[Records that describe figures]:
-- BEGIN --

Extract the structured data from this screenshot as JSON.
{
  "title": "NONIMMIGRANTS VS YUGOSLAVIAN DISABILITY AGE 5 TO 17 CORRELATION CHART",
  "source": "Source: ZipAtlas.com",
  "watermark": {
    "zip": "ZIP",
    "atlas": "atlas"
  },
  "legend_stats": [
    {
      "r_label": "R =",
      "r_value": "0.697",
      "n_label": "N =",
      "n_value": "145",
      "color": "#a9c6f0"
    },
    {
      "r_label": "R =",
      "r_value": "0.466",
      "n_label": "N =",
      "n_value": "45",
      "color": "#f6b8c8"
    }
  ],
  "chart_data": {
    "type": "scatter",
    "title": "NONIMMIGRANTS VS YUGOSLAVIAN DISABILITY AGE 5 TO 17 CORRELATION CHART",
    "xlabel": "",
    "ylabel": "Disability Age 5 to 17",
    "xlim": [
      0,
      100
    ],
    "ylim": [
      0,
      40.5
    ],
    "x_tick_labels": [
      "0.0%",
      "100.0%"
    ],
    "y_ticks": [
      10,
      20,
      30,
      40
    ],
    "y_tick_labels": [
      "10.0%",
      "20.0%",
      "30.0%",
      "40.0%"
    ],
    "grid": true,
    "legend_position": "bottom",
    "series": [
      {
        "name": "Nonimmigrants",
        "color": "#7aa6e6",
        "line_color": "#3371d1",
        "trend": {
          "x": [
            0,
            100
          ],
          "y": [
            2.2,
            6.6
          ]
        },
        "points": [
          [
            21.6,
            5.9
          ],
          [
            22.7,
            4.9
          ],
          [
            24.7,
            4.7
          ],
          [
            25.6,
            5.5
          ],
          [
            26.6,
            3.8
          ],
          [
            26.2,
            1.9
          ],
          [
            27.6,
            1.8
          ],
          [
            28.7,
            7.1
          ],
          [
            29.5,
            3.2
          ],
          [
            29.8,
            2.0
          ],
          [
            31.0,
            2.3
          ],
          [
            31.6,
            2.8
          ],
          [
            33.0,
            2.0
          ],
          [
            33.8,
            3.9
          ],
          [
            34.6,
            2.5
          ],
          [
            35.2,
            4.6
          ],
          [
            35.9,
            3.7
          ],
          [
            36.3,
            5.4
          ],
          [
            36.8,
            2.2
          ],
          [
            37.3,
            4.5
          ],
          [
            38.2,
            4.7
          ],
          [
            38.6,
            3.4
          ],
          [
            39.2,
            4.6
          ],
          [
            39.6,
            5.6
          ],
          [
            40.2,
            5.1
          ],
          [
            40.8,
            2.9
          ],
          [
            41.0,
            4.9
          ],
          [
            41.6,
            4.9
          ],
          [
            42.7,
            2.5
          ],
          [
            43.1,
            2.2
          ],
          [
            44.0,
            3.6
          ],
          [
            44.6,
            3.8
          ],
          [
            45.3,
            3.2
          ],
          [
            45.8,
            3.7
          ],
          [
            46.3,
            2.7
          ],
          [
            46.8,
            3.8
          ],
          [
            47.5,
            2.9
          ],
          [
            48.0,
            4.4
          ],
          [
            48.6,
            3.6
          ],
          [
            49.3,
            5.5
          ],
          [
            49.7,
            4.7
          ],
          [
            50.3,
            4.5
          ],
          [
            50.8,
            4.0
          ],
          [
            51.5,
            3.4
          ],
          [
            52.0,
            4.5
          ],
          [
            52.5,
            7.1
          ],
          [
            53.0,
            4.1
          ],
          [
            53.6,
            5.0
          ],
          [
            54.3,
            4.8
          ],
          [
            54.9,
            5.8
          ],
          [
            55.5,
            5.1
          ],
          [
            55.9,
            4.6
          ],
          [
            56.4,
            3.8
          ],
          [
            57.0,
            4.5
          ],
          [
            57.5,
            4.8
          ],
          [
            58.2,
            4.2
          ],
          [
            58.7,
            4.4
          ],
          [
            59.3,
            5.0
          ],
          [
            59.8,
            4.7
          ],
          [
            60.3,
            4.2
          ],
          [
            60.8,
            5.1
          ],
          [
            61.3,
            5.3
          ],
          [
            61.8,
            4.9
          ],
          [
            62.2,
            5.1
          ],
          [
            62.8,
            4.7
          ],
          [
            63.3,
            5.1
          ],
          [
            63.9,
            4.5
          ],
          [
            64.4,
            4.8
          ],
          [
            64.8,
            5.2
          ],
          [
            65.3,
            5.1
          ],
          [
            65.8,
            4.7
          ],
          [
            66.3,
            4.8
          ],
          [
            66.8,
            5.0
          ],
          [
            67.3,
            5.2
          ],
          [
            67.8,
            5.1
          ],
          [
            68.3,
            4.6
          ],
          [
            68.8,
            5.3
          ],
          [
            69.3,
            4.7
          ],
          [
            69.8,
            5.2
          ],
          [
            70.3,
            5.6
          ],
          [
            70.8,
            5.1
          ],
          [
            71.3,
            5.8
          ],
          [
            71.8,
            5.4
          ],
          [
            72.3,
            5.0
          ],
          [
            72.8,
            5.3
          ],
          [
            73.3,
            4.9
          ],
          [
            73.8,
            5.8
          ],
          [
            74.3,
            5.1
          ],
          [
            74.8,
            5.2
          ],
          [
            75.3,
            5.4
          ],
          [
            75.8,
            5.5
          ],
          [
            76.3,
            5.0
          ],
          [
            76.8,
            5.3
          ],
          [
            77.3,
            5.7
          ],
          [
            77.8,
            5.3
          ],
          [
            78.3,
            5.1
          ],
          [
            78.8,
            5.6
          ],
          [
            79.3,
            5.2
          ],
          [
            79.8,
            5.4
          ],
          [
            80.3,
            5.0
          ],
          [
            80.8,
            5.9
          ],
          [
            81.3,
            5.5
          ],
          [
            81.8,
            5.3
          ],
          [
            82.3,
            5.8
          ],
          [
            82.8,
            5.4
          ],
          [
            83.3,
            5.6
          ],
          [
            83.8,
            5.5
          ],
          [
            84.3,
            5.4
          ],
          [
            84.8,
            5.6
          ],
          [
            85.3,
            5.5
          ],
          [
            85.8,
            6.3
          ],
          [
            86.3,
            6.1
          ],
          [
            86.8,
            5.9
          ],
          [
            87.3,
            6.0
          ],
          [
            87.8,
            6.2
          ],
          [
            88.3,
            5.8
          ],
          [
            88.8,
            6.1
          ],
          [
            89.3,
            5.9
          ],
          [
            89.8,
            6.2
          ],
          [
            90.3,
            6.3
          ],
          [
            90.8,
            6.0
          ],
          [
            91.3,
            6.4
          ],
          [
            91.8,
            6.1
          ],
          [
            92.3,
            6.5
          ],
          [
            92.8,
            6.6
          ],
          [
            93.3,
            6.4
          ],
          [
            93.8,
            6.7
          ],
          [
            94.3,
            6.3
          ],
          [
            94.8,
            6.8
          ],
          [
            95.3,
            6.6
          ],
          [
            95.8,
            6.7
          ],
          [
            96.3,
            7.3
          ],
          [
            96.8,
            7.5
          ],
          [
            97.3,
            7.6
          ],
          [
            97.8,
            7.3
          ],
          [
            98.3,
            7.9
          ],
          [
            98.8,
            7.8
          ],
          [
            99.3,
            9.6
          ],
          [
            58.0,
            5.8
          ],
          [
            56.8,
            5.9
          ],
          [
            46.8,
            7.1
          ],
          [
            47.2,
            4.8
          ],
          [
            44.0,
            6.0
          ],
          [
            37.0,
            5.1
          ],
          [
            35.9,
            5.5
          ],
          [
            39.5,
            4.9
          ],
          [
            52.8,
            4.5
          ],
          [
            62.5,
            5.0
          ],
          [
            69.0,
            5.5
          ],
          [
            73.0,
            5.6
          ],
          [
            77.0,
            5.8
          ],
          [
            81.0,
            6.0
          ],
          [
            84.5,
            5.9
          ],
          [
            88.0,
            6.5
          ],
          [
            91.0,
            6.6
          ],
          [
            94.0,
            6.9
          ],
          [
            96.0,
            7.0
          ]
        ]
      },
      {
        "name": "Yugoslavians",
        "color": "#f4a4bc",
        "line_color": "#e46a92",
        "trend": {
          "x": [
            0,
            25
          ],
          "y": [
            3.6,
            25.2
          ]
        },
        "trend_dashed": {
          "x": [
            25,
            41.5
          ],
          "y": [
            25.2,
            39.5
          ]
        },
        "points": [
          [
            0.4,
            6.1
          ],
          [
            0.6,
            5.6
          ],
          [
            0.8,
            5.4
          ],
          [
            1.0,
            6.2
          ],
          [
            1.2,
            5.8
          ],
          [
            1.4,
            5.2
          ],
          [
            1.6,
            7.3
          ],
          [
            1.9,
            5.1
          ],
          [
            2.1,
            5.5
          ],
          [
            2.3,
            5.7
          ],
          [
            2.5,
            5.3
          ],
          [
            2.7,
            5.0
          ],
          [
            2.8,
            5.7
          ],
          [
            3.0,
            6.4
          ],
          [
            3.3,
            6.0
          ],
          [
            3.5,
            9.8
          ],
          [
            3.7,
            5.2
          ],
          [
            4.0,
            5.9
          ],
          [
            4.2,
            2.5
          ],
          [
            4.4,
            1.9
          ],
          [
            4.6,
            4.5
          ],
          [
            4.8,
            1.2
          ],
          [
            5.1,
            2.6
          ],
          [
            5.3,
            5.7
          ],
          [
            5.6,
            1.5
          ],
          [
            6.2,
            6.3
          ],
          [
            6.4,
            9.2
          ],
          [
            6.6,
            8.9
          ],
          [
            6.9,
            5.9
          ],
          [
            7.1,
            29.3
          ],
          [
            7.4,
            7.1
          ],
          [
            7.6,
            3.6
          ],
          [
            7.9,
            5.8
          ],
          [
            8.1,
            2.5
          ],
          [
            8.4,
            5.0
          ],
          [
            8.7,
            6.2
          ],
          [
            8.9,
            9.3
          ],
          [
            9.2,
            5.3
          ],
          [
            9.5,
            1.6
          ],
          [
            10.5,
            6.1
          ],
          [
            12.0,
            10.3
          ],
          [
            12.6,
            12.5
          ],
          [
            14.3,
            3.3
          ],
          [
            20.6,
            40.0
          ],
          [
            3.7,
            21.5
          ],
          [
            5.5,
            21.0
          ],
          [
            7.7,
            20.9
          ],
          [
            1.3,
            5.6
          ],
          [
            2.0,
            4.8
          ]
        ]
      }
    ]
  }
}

-- END --

[Task objective]:
Using the entries above, return each line in which the word "name" occurs.

[Written response]:
        "name": "Nonimmigrants",
        "name": "Yugoslavians",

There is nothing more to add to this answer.